AIM OF THE EXERCISE. Gather the lines that hold the string "this".

EXTRACTED DATA.
----

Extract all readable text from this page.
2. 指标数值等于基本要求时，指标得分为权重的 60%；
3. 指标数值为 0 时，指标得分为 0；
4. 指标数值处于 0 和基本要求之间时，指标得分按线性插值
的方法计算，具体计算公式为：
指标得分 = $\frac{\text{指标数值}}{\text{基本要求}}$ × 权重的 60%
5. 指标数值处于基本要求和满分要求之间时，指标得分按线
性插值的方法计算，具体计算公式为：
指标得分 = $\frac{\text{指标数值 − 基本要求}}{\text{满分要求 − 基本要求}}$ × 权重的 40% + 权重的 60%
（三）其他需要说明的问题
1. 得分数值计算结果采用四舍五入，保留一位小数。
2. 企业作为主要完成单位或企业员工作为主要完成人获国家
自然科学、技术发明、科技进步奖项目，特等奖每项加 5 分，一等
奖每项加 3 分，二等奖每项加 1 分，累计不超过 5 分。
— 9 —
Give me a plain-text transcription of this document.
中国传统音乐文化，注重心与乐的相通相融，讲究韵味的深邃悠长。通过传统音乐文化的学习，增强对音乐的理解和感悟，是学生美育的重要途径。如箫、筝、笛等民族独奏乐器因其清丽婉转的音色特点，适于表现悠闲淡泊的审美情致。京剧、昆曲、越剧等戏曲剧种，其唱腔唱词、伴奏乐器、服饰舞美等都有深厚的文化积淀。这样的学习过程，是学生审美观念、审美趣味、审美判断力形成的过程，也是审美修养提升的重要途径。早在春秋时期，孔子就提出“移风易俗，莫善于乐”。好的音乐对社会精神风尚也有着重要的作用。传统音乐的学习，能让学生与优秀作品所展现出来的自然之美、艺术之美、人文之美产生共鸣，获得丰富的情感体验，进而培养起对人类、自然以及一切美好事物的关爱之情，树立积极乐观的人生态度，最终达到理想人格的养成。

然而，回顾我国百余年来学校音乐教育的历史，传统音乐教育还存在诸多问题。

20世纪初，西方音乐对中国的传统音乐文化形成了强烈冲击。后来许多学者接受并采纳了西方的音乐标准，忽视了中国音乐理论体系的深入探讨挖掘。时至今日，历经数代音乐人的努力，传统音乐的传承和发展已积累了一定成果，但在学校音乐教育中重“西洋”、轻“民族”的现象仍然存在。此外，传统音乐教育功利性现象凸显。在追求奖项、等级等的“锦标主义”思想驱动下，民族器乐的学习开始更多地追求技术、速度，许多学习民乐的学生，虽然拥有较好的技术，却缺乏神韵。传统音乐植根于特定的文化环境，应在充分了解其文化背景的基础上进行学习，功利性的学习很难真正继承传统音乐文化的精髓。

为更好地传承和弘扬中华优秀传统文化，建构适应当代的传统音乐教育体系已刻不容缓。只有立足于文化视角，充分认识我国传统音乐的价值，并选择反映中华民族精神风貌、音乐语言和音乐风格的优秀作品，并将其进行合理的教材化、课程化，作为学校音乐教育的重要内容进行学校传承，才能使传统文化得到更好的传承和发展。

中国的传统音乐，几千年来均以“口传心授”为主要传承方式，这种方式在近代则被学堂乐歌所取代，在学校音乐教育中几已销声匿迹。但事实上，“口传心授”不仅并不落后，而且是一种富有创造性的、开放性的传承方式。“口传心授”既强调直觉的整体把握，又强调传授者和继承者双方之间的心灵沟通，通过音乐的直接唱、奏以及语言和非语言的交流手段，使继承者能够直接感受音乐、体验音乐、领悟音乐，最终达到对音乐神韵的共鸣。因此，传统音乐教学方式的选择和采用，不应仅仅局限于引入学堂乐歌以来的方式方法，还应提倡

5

----

EXERCISE RESPONSE.
Extract all readable text from this page.
Give me a plain-text transcription of this document.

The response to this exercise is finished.